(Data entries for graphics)
#####

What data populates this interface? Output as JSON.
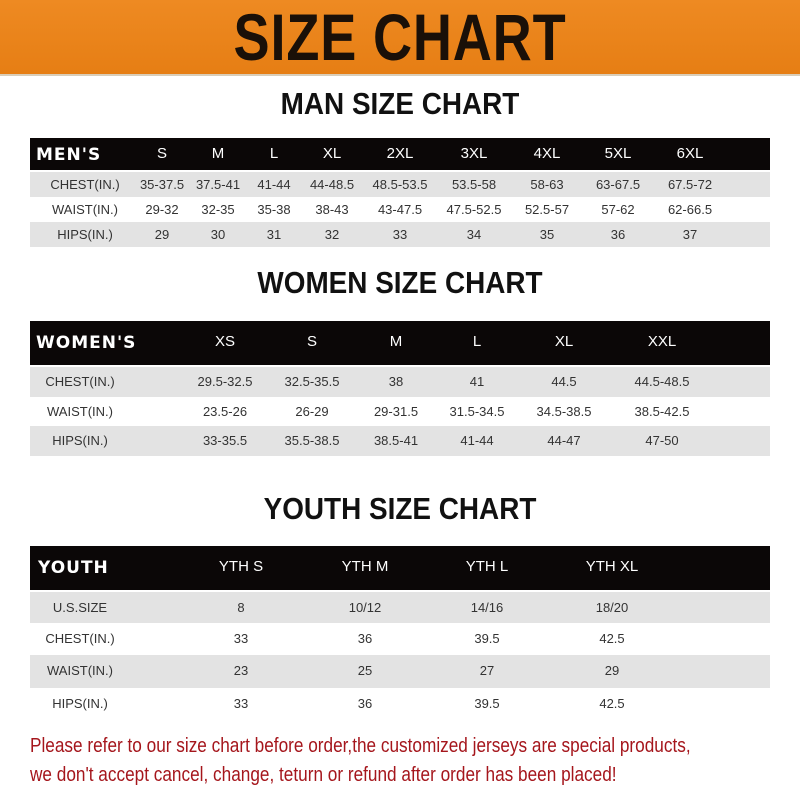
{
  "banner": {
    "title": "SIZE CHART",
    "color": "#ec851c"
  },
  "men": {
    "title": "MAN SIZE CHART",
    "header": [
      "MEN'S",
      "S",
      "M",
      "L",
      "XL",
      "2XL",
      "3XL",
      "4XL",
      "5XL",
      "6XL"
    ],
    "rows": [
      [
        "CHEST(IN.)",
        "35-37.5",
        "37.5-41",
        "41-44",
        "44-48.5",
        "48.5-53.5",
        "53.5-58",
        "58-63",
        "63-67.5",
        "67.5-72"
      ],
      [
        "WAIST(IN.)",
        "29-32",
        "32-35",
        "35-38",
        "38-43",
        "43-47.5",
        "47.5-52.5",
        "52.5-57",
        "57-62",
        "62-66.5"
      ],
      [
        "HIPS(IN.)",
        "29",
        "30",
        "31",
        "32",
        "33",
        "34",
        "35",
        "36",
        "37"
      ]
    ]
  },
  "women": {
    "title": "WOMEN SIZE CHART",
    "header": [
      "WOMEN'S",
      "XS",
      "S",
      "M",
      "L",
      "XL",
      "XXL"
    ],
    "rows": [
      [
        "CHEST(IN.)",
        "29.5-32.5",
        "32.5-35.5",
        "38",
        "41",
        "44.5",
        "44.5-48.5"
      ],
      [
        "WAIST(IN.)",
        "23.5-26",
        "26-29",
        "29-31.5",
        "31.5-34.5",
        "34.5-38.5",
        "38.5-42.5"
      ],
      [
        "HIPS(IN.)",
        "33-35.5",
        "35.5-38.5",
        "38.5-41",
        "41-44",
        "44-47",
        "47-50"
      ]
    ]
  },
  "youth": {
    "title": "YOUTH SIZE CHART",
    "header": [
      "YOUTH",
      "YTH S",
      "YTH M",
      "YTH L",
      "YTH XL"
    ],
    "rows": [
      [
        "U.S.SIZE",
        "8",
        "10/12",
        "14/16",
        "18/20"
      ],
      [
        "CHEST(IN.)",
        "33",
        "36",
        "39.5",
        "42.5"
      ],
      [
        "WAIST(IN.)",
        "23",
        "25",
        "27",
        "29"
      ],
      [
        "HIPS(IN.)",
        "33",
        "36",
        "39.5",
        "42.5"
      ]
    ]
  },
  "note": {
    "line1": "Please refer to our size chart before order,the customized jerseys are special products,",
    "line2": "we don't accept cancel, change, teturn or refund after order has been placed!",
    "color": "#a5161c"
  }
}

#####

**STATED PROBLEM:** Copy the whole of the material above exactly, but not its images.

**WORKED SOLUTION:**
What data populates this interface? Output as JSON.
{
  "banner": {
    "title": "SIZE CHART",
    "color": "#ec851c"
  },
  "men": {
    "title": "MAN SIZE CHART",
    "header": [
      "MEN'S",
      "S",
      "M",
      "L",
      "XL",
      "2XL",
      "3XL",
      "4XL",
      "5XL",
      "6XL"
    ],
    "rows": [
      [
        "CHEST(IN.)",
        "35-37.5",
        "37.5-41",
        "41-44",
        "44-48.5",
        "48.5-53.5",
        "53.5-58",
        "58-63",
        "63-67.5",
        "67.5-72"
      ],
      [
        "WAIST(IN.)",
        "29-32",
        "32-35",
        "35-38",
        "38-43",
        "43-47.5",
        "47.5-52.5",
        "52.5-57",
        "57-62",
        "62-66.5"
      ],
      [
        "HIPS(IN.)",
        "29",
        "30",
        "31",
        "32",
        "33",
        "34",
        "35",
        "36",
        "37"
      ]
    ]
  },
  "women": {
    "title": "WOMEN SIZE CHART",
    "header": [
      "WOMEN'S",
      "XS",
      "S",
      "M",
      "L",
      "XL",
      "XXL"
    ],
    "rows": [
      [
        "CHEST(IN.)",
        "29.5-32.5",
        "32.5-35.5",
        "38",
        "41",
        "44.5",
        "44.5-48.5"
      ],
      [
        "WAIST(IN.)",
        "23.5-26",
        "26-29",
        "29-31.5",
        "31.5-34.5",
        "34.5-38.5",
        "38.5-42.5"
      ],
      [
        "HIPS(IN.)",
        "33-35.5",
        "35.5-38.5",
        "38.5-41",
        "41-44",
        "44-47",
        "47-50"
      ]
    ]
  },
  "youth": {
    "title": "YOUTH SIZE CHART",
    "header": [
      "YOUTH",
      "YTH S",
      "YTH M",
      "YTH L",
      "YTH XL"
    ],
    "rows": [
      [
        "U.S.SIZE",
        "8",
        "10/12",
        "14/16",
        "18/20"
      ],
      [
        "CHEST(IN.)",
        "33",
        "36",
        "39.5",
        "42.5"
      ],
      [
        "WAIST(IN.)",
        "23",
        "25",
        "27",
        "29"
      ],
      [
        "HIPS(IN.)",
        "33",
        "36",
        "39.5",
        "42.5"
      ]
    ]
  },
  "note": {
    "line1": "Please refer to our size chart before order,the customized jerseys are special products,",
    "line2": "we don't accept cancel, change, teturn or refund after order has been placed!",
    "color": "#a5161c"
  }
}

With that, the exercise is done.